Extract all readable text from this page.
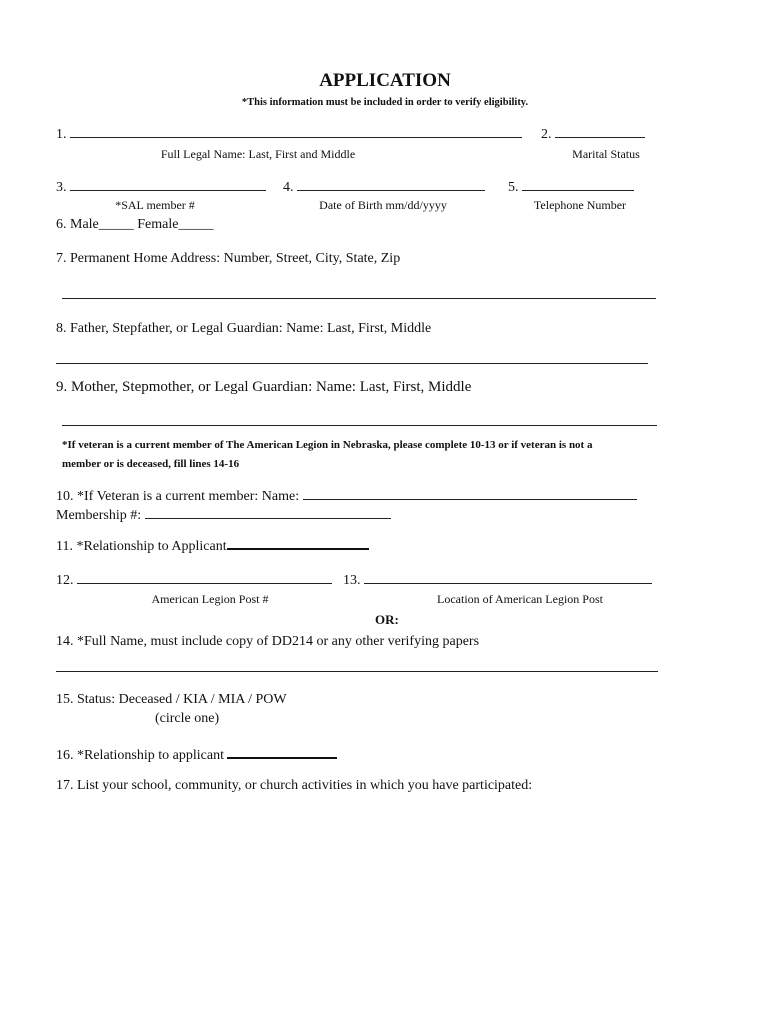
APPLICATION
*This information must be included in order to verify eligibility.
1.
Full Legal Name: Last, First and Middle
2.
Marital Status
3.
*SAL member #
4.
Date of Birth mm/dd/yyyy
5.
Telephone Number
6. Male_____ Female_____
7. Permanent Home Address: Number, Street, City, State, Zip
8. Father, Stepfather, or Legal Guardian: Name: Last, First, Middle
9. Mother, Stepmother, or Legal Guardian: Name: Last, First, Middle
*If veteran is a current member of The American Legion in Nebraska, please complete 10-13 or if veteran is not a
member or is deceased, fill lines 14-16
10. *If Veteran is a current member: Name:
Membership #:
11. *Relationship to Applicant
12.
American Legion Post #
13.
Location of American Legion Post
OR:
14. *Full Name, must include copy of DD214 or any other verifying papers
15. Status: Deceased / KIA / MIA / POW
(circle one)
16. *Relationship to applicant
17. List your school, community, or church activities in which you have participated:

○ ○ ○

SHORT TASK:
Print every record above exactly as written, leaving out the pictures.

THE OUTPUT:
Extract all readable text from this page.
APPLICATION
*This information must be included in order to verify eligibility.
1.
Full Legal Name: Last, First and Middle
2.
Marital Status
3.
*SAL member #
4.
Date of Birth mm/dd/yyyy
5.
Telephone Number
6. Male_____ Female_____
7. Permanent Home Address: Number, Street, City, State, Zip
8. Father, Stepfather, or Legal Guardian: Name: Last, First, Middle
9. Mother, Stepmother, or Legal Guardian: Name: Last, First, Middle
*If veteran is a current member of The American Legion in Nebraska, please complete 10-13 or if veteran is not a
member or is deceased, fill lines 14-16
10. *If Veteran is a current member: Name:
Membership #:
11. *Relationship to Applicant
12.
American Legion Post #
13.
Location of American Legion Post
OR:
14. *Full Name, must include copy of DD214 or any other verifying papers
15. Status: Deceased / KIA / MIA / POW
(circle one)
16. *Relationship to applicant
17. List your school, community, or church activities in which you have participated:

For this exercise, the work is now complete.